Repeat the records below exactly as they appear.

---- Entries shown

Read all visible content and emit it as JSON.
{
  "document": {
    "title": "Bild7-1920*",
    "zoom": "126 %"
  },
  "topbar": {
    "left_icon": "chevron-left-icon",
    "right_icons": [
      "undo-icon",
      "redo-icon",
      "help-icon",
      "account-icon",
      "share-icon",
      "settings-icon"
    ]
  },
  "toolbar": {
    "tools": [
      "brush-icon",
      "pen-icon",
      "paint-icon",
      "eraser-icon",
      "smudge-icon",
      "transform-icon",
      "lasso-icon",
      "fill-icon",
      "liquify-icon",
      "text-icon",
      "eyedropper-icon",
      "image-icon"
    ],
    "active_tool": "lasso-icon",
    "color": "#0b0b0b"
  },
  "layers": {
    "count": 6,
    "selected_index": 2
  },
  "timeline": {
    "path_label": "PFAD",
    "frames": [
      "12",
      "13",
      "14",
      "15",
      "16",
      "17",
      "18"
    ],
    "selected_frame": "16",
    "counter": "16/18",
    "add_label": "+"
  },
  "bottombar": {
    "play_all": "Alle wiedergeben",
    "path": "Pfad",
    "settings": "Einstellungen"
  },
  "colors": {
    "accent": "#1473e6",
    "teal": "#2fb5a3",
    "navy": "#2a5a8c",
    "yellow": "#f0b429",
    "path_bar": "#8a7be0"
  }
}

--------

**Completed task**
Read all visible content and emit it as JSON.
{
  "document": {
    "title": "Bild7-1920*",
    "zoom": "126 %"
  },
  "topbar": {
    "left_icon": "chevron-left-icon",
    "right_icons": [
      "undo-icon",
      "redo-icon",
      "help-icon",
      "account-icon",
      "share-icon",
      "settings-icon"
    ]
  },
  "toolbar": {
    "tools": [
      "brush-icon",
      "pen-icon",
      "paint-icon",
      "eraser-icon",
      "smudge-icon",
      "transform-icon",
      "lasso-icon",
      "fill-icon",
      "liquify-icon",
      "text-icon",
      "eyedropper-icon",
      "image-icon"
    ],
    "active_tool": "lasso-icon",
    "color": "#0b0b0b"
  },
  "layers": {
    "count": 6,
    "selected_index": 2
  },
  "timeline": {
    "path_label": "PFAD",
    "frames": [
      "12",
      "13",
      "14",
      "15",
      "16",
      "17",
      "18"
    ],
    "selected_frame": "16",
    "counter": "16/18",
    "add_label": "+"
  },
  "bottombar": {
    "play_all": "Alle wiedergeben",
    "path": "Pfad",
    "settings": "Einstellungen"
  },
  "colors": {
    "accent": "#1473e6",
    "teal": "#2fb5a3",
    "navy": "#2a5a8c",
    "yellow": "#f0b429",
    "path_bar": "#8a7be0"
  }
}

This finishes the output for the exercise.